> WHAT IS BEING ASKED: Exactly reproduce each entry, leaving out nothing.

> EXERCISE DATA:
[BEGIN]

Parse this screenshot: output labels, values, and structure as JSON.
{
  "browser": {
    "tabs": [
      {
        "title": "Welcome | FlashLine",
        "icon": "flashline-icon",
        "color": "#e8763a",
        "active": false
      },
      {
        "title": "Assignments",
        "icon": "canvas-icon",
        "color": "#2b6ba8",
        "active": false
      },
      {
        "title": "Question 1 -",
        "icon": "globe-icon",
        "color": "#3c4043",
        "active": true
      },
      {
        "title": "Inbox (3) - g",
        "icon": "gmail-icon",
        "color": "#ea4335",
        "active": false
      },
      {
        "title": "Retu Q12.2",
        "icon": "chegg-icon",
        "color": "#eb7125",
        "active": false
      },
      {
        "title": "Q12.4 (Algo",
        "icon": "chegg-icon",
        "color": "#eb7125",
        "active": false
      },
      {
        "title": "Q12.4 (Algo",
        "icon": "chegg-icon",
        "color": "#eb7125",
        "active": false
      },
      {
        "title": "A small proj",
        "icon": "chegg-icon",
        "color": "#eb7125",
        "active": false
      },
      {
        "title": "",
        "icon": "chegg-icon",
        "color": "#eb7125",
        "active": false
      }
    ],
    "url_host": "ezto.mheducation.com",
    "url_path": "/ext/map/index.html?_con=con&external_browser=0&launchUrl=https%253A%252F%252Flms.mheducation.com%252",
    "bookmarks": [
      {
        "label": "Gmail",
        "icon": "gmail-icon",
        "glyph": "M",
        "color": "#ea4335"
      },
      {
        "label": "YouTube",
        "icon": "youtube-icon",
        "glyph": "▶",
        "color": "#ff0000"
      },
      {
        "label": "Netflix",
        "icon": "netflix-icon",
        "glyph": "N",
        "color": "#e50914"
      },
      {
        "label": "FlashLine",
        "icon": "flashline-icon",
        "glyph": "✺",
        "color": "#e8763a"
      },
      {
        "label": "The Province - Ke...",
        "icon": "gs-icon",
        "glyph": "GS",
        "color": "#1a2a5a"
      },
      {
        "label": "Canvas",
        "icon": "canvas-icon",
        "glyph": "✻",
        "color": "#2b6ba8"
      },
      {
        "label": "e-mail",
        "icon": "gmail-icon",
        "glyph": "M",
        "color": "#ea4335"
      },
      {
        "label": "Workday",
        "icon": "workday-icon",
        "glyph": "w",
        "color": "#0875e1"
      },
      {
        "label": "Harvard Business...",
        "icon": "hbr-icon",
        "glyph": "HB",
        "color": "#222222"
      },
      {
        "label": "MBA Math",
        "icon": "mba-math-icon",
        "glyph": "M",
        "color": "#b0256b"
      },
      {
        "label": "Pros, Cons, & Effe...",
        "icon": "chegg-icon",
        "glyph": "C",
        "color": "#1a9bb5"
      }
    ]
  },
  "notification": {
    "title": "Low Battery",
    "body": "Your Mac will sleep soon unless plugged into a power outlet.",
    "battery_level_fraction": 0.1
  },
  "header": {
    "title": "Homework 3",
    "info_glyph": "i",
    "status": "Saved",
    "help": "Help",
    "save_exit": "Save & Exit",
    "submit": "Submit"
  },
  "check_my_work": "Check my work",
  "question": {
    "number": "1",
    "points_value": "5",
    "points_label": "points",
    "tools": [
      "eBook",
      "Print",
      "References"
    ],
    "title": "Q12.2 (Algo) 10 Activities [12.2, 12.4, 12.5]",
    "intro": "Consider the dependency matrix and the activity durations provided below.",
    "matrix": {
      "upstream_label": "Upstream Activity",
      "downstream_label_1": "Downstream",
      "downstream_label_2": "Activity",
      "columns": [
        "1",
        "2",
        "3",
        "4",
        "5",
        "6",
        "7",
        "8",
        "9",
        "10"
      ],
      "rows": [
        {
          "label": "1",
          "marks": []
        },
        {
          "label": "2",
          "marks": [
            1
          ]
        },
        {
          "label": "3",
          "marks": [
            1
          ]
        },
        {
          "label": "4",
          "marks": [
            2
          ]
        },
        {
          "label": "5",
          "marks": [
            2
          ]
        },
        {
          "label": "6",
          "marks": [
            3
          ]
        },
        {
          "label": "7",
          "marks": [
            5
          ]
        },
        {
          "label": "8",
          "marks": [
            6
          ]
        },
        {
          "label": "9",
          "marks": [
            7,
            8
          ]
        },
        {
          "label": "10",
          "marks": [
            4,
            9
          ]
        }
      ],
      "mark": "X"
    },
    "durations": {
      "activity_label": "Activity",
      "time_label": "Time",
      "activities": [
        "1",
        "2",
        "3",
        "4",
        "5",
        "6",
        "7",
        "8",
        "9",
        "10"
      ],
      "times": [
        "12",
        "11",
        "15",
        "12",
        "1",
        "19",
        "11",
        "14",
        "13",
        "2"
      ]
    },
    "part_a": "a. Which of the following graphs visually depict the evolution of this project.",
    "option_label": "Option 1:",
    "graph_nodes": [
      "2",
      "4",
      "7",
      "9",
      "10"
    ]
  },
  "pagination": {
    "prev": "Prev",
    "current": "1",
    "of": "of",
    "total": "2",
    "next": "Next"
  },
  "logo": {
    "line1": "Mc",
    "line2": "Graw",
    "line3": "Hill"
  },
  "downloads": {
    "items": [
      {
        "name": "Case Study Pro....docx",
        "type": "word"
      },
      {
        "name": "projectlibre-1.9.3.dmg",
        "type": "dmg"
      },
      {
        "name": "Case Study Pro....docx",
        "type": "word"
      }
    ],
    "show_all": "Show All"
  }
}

[END]

> RESULT OF THIS EXERCISE:
Parse this screenshot: output labels, values, and structure as JSON.
{
  "browser": {
    "tabs": [
      {
        "title": "Welcome | FlashLine",
        "icon": "flashline-icon",
        "color": "#e8763a",
        "active": false
      },
      {
        "title": "Assignments",
        "icon": "canvas-icon",
        "color": "#2b6ba8",
        "active": false
      },
      {
        "title": "Question 1 -",
        "icon": "globe-icon",
        "color": "#3c4043",
        "active": true
      },
      {
        "title": "Inbox (3) - g",
        "icon": "gmail-icon",
        "color": "#ea4335",
        "active": false
      },
      {
        "title": "Retu Q12.2",
        "icon": "chegg-icon",
        "color": "#eb7125",
        "active": false
      },
      {
        "title": "Q12.4 (Algo",
        "icon": "chegg-icon",
        "color": "#eb7125",
        "active": false
      },
      {
        "title": "Q12.4 (Algo",
        "icon": "chegg-icon",
        "color": "#eb7125",
        "active": false
      },
      {
        "title": "A small proj",
        "icon": "chegg-icon",
        "color": "#eb7125",
        "active": false
      },
      {
        "title": "",
        "icon": "chegg-icon",
        "color": "#eb7125",
        "active": false
      }
    ],
    "url_host": "ezto.mheducation.com",
    "url_path": "/ext/map/index.html?_con=con&external_browser=0&launchUrl=https%253A%252F%252Flms.mheducation.com%252",
    "bookmarks": [
      {
        "label": "Gmail",
        "icon": "gmail-icon",
        "glyph": "M",
        "color": "#ea4335"
      },
      {
        "label": "YouTube",
        "icon": "youtube-icon",
        "glyph": "▶",
        "color": "#ff0000"
      },
      {
        "label": "Netflix",
        "icon": "netflix-icon",
        "glyph": "N",
        "color": "#e50914"
      },
      {
        "label": "FlashLine",
        "icon": "flashline-icon",
        "glyph": "✺",
        "color": "#e8763a"
      },
      {
        "label": "The Province - Ke...",
        "icon": "gs-icon",
        "glyph": "GS",
        "color": "#1a2a5a"
      },
      {
        "label": "Canvas",
        "icon": "canvas-icon",
        "glyph": "✻",
        "color": "#2b6ba8"
      },
      {
        "label": "e-mail",
        "icon": "gmail-icon",
        "glyph": "M",
        "color": "#ea4335"
      },
      {
        "label": "Workday",
        "icon": "workday-icon",
        "glyph": "w",
        "color": "#0875e1"
      },
      {
        "label": "Harvard Business...",
        "icon": "hbr-icon",
        "glyph": "HB",
        "color": "#222222"
      },
      {
        "label": "MBA Math",
        "icon": "mba-math-icon",
        "glyph": "M",
        "color": "#b0256b"
      },
      {
        "label": "Pros, Cons, & Effe...",
        "icon": "chegg-icon",
        "glyph": "C",
        "color": "#1a9bb5"
      }
    ]
  },
  "notification": {
    "title": "Low Battery",
    "body": "Your Mac will sleep soon unless plugged into a power outlet.",
    "battery_level_fraction": 0.1
  },
  "header": {
    "title": "Homework 3",
    "info_glyph": "i",
    "status": "Saved",
    "help": "Help",
    "save_exit": "Save & Exit",
    "submit": "Submit"
  },
  "check_my_work": "Check my work",
  "question": {
    "number": "1",
    "points_value": "5",
    "points_label": "points",
    "tools": [
      "eBook",
      "Print",
      "References"
    ],
    "title": "Q12.2 (Algo) 10 Activities [12.2, 12.4, 12.5]",
    "intro": "Consider the dependency matrix and the activity durations provided below.",
    "matrix": {
      "upstream_label": "Upstream Activity",
      "downstream_label_1": "Downstream",
      "downstream_label_2": "Activity",
      "columns": [
        "1",
        "2",
        "3",
        "4",
        "5",
        "6",
        "7",
        "8",
        "9",
        "10"
      ],
      "rows": [
        {
          "label": "1",
          "marks": []
        },
        {
          "label": "2",
          "marks": [
            1
          ]
        },
        {
          "label": "3",
          "marks": [
            1
          ]
        },
        {
          "label": "4",
          "marks": [
            2
          ]
        },
        {
          "label": "5",
          "marks": [
            2
          ]
        },
        {
          "label": "6",
          "marks": [
            3
          ]
        },
        {
          "label": "7",
          "marks": [
            5
          ]
        },
        {
          "label": "8",
          "marks": [
            6
          ]
        },
        {
          "label": "9",
          "marks": [
            7,
            8
          ]
        },
        {
          "label": "10",
          "marks": [
            4,
            9
          ]
        }
      ],
      "mark": "X"
    },
    "durations": {
      "activity_label": "Activity",
      "time_label": "Time",
      "activities": [
        "1",
        "2",
        "3",
        "4",
        "5",
        "6",
        "7",
        "8",
        "9",
        "10"
      ],
      "times": [
        "12",
        "11",
        "15",
        "12",
        "1",
        "19",
        "11",
        "14",
        "13",
        "2"
      ]
    },
    "part_a": "a. Which of the following graphs visually depict the evolution of this project.",
    "option_label": "Option 1:",
    "graph_nodes": [
      "2",
      "4",
      "7",
      "9",
      "10"
    ]
  },
  "pagination": {
    "prev": "Prev",
    "current": "1",
    "of": "of",
    "total": "2",
    "next": "Next"
  },
  "logo": {
    "line1": "Mc",
    "line2": "Graw",
    "line3": "Hill"
  },
  "downloads": {
    "items": [
      {
        "name": "Case Study Pro....docx",
        "type": "word"
      },
      {
        "name": "projectlibre-1.9.3.dmg",
        "type": "dmg"
      },
      {
        "name": "Case Study Pro....docx",
        "type": "word"
      }
    ],
    "show_all": "Show All"
  }
}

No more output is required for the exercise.